● **Work required**:
Give the number of lines containing the word "xlabel", and nothing else.

● **Data to use**:

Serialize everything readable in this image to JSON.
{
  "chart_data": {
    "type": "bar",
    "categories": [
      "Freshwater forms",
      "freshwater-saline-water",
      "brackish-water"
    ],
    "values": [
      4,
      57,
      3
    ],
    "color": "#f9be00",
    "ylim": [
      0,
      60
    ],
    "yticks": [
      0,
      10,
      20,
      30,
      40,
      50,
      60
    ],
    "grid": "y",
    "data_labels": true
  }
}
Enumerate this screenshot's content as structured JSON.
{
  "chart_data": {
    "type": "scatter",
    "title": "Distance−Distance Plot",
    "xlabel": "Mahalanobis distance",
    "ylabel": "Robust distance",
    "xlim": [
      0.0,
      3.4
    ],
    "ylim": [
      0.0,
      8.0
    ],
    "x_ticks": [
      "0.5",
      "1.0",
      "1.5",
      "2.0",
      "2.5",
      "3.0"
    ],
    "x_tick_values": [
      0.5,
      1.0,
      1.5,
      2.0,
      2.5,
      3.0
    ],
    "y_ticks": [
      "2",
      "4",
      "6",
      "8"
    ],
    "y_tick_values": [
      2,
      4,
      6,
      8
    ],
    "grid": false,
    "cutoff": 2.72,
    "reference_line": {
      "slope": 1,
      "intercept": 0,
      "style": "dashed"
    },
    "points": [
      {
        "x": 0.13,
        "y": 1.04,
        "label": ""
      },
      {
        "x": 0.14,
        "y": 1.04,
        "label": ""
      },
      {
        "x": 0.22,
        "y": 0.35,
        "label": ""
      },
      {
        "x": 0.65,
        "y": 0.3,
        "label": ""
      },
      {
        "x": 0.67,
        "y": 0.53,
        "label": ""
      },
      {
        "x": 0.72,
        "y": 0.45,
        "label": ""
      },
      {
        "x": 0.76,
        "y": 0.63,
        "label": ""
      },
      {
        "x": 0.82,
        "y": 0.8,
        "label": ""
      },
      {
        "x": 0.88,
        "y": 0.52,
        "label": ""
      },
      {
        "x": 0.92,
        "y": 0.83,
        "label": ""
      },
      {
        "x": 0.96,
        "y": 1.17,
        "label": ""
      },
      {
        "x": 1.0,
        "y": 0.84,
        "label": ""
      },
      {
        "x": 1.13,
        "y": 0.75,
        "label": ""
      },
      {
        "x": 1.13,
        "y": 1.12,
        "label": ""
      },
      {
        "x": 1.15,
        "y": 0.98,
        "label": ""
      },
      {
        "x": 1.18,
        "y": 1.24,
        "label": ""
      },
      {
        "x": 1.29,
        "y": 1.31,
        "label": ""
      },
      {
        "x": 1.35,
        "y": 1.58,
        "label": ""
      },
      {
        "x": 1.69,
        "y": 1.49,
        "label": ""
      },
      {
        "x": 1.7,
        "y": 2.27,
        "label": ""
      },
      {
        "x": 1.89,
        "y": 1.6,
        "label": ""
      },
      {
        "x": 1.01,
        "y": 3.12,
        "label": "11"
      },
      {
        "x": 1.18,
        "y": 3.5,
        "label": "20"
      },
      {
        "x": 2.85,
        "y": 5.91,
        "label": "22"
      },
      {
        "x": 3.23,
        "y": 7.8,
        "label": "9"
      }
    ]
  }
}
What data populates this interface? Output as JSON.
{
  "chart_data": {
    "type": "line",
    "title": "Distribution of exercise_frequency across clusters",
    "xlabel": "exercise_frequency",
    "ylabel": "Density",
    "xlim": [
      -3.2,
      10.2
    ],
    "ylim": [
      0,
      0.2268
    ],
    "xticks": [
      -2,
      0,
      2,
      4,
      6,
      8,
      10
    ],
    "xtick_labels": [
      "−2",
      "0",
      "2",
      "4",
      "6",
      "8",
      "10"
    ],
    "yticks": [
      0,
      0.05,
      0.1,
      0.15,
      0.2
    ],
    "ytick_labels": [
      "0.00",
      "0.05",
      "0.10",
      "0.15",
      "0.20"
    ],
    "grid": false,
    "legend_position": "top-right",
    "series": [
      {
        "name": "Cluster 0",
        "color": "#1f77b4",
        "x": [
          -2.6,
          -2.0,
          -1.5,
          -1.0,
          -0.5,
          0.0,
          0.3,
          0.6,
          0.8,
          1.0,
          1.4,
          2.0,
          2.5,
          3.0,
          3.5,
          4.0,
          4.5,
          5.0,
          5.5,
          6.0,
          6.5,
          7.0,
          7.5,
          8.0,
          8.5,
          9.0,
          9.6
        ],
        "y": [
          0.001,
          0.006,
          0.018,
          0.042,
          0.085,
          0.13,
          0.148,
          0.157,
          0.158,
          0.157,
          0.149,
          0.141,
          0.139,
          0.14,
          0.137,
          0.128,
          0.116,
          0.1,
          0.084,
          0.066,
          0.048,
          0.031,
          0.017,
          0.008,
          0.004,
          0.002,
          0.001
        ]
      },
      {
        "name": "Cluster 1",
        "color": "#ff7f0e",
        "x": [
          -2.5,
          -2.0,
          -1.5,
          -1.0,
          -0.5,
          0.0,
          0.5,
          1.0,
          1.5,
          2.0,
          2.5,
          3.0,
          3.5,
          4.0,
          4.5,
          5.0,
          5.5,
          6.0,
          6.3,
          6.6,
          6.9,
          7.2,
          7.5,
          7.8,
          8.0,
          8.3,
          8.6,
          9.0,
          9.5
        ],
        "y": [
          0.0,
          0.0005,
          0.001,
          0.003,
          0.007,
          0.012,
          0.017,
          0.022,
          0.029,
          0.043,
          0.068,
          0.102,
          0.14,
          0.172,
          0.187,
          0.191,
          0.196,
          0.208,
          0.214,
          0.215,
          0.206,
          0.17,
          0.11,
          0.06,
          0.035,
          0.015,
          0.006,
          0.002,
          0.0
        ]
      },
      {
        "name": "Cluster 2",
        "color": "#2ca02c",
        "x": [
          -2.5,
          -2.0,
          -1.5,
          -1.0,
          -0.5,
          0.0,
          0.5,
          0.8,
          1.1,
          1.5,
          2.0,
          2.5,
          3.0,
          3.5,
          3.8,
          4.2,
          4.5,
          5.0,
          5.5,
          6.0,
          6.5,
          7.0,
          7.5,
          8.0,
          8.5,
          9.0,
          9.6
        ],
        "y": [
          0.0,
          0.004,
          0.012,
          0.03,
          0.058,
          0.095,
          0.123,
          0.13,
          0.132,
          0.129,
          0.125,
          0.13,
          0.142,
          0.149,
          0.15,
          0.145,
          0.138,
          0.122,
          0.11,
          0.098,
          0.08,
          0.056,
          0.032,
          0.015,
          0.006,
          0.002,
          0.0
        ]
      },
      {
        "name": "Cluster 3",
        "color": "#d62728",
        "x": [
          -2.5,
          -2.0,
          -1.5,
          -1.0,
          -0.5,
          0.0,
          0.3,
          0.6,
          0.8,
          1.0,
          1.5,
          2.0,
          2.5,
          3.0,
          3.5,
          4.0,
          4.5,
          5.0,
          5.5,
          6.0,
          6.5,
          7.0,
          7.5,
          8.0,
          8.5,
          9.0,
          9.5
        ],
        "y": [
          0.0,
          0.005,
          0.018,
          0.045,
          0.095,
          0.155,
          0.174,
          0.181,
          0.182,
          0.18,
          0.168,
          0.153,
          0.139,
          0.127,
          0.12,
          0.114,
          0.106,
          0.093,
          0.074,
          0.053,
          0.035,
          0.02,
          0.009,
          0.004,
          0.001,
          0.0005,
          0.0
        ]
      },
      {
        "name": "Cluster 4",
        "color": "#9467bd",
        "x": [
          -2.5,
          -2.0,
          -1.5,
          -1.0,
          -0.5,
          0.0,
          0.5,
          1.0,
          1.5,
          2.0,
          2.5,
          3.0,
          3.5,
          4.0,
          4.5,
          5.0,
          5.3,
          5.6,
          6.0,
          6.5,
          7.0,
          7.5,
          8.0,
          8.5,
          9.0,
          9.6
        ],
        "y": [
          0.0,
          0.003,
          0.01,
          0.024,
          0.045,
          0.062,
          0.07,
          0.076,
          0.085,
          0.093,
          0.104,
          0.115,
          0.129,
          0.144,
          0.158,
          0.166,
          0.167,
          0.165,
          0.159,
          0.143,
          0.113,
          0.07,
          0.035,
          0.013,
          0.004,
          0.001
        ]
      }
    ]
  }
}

● **Task solution**:
2